YOUR GOAL — Show every line in the records below that contains the word "name".

SUPPLIED RECORDS —
--------------------

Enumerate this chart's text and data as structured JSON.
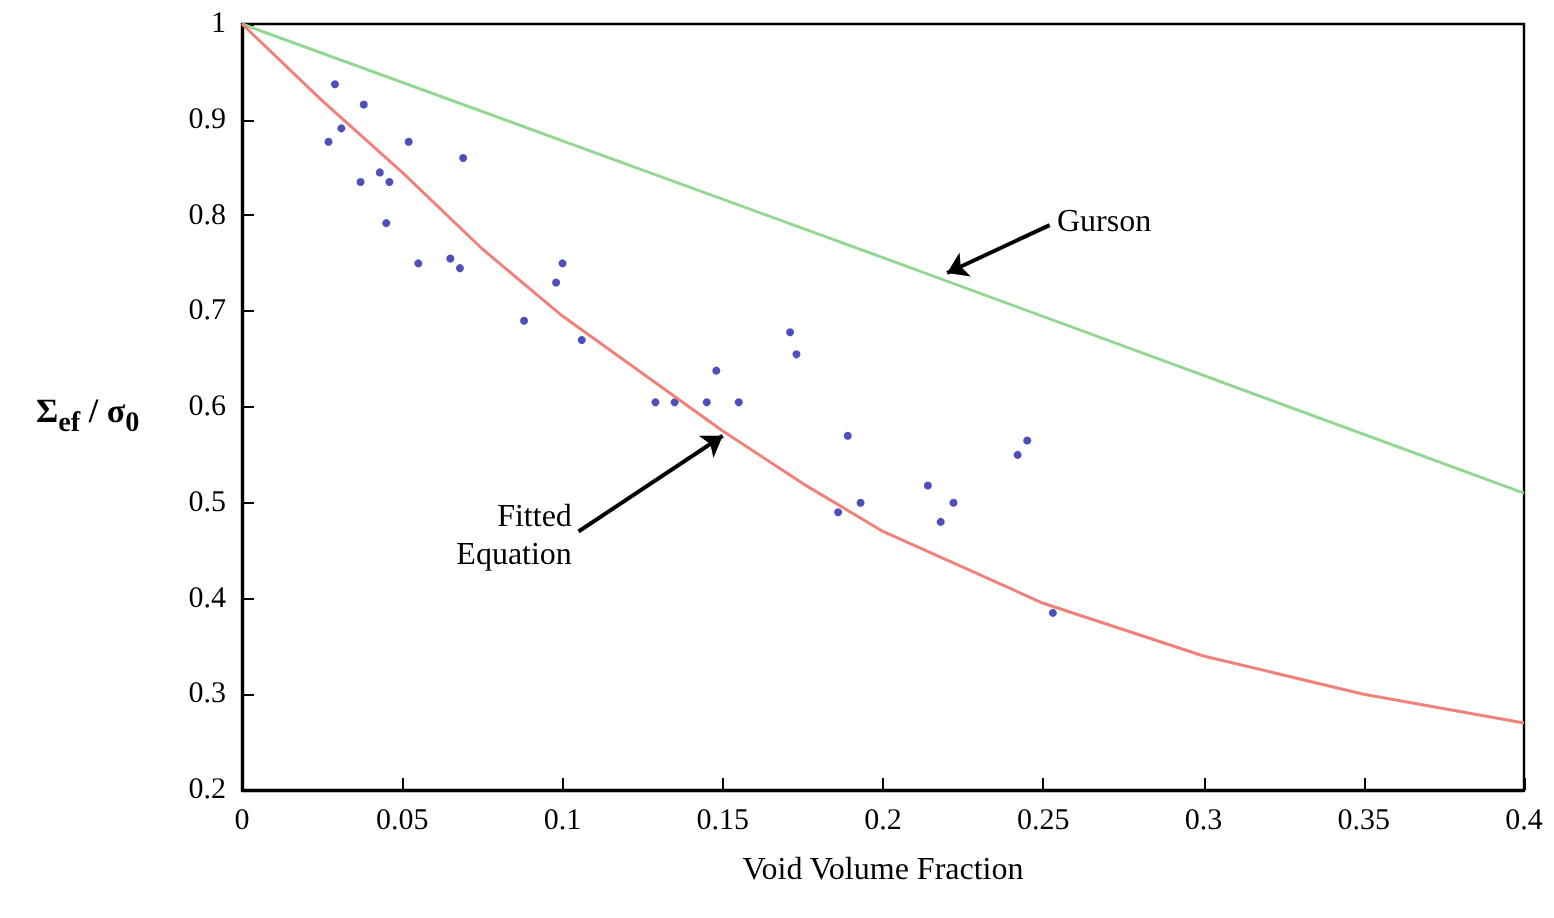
{
  "chart_data": {
    "type": "scatter",
    "xlabel": "Void Volume Fraction",
    "ylabel": "Σ$_{ef}$ / σ$_{0}$",
    "xlim": [
      0,
      0.4
    ],
    "xticks": [
      0,
      0.05,
      0.1,
      0.15,
      0.2,
      0.25,
      0.3,
      0.35,
      0.4
    ],
    "ylim": [
      0.2,
      1
    ],
    "yticks": [
      0.2,
      0.3,
      0.4,
      0.5,
      0.6,
      0.7,
      0.8,
      0.9,
      1
    ],
    "grid": false,
    "marker": "circle",
    "series": [
      {
        "color": "#2323a8",
        "x": [
          0.027,
          0.029,
          0.031,
          0.037,
          0.038,
          0.043,
          0.045,
          0.046,
          0.052,
          0.055,
          0.065,
          0.068,
          0.069,
          0.088,
          0.098,
          0.1,
          0.106,
          0.129,
          0.135,
          0.145,
          0.148,
          0.155,
          0.171,
          0.173,
          0.186,
          0.189,
          0.193,
          0.214,
          0.218,
          0.222,
          0.242,
          0.245,
          0.253
        ],
        "values": [
          0.877,
          0.937,
          0.891,
          0.835,
          0.916,
          0.845,
          0.792,
          0.835,
          0.877,
          0.75,
          0.755,
          0.745,
          0.86,
          0.69,
          0.73,
          0.75,
          0.67,
          0.605,
          0.605,
          0.605,
          0.638,
          0.605,
          0.678,
          0.655,
          0.49,
          0.57,
          0.5,
          0.518,
          0.48,
          0.5,
          0.55,
          0.565,
          0.385
        ]
      },
      {
        "type": "line",
        "color": "#90d890",
        "marker": "none",
        "line_style": "solid",
        "x": [
          0,
          0.1,
          0.2,
          0.3,
          0.4
        ],
        "values": [
          1,
          0.878,
          0.756,
          0.633,
          0.51
        ]
      },
      {
        "type": "line",
        "color": "#f08078",
        "marker": "none",
        "line_style": "solid",
        "x": [
          0,
          0.025,
          0.05,
          0.075,
          0.1,
          0.125,
          0.15,
          0.175,
          0.2,
          0.25,
          0.3,
          0.35,
          0.4
        ],
        "values": [
          1,
          0.92,
          0.845,
          0.765,
          0.695,
          0.635,
          0.575,
          0.52,
          0.47,
          0.395,
          0.34,
          0.3,
          0.27
        ]
      }
    ],
    "annotations": [
      {
        "text": "Gurson",
        "x": 0.22,
        "y": 0.74
      },
      {
        "text": "Fitted\nEquation",
        "x": 0.15,
        "y": 0.57
      }
    ]
  }
}
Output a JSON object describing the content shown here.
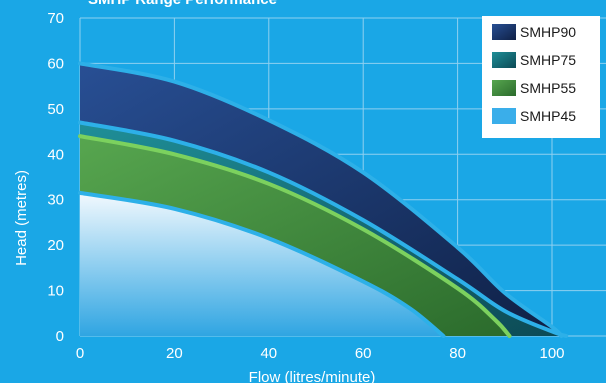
{
  "chart_data": {
    "type": "area",
    "title": "SMHP Range Performance",
    "xlabel": "Flow (litres/minute)",
    "ylabel": "Head (metres)",
    "xlim": [
      0,
      105
    ],
    "ylim": [
      0,
      70
    ],
    "x_ticks": [
      "0",
      "20",
      "40",
      "60",
      "80",
      "100"
    ],
    "y_ticks": [
      "0",
      "10",
      "20",
      "30",
      "40",
      "50",
      "60",
      "70"
    ],
    "grid": true,
    "legend_position": "top-right",
    "series": [
      {
        "name": "SMHP90",
        "color": "#1b3466",
        "x": [
          0,
          20,
          40,
          60,
          80,
          90,
          100,
          102
        ],
        "y": [
          60,
          56,
          47.5,
          36,
          19.5,
          9.5,
          2,
          0
        ]
      },
      {
        "name": "SMHP75",
        "color": "#16707f",
        "x": [
          0,
          20,
          40,
          60,
          80,
          90,
          100,
          103
        ],
        "y": [
          47,
          43,
          36,
          25.5,
          12.5,
          5.5,
          1,
          0
        ]
      },
      {
        "name": "SMHP55",
        "color": "#3f8a3c",
        "x": [
          0,
          20,
          40,
          60,
          80,
          88,
          91
        ],
        "y": [
          44,
          40,
          33.5,
          23.5,
          10.5,
          3.5,
          0
        ]
      },
      {
        "name": "SMHP45",
        "color": "#9fd6f2",
        "x": [
          0,
          20,
          40,
          60,
          70,
          77
        ],
        "y": [
          31.5,
          28,
          21.5,
          12,
          6,
          0
        ]
      }
    ]
  }
}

--------------------

EXERCISE OUTPUT —
        "name": "SMHP90",
        "name": "SMHP75",
        "name": "SMHP55",
        "name": "SMHP45",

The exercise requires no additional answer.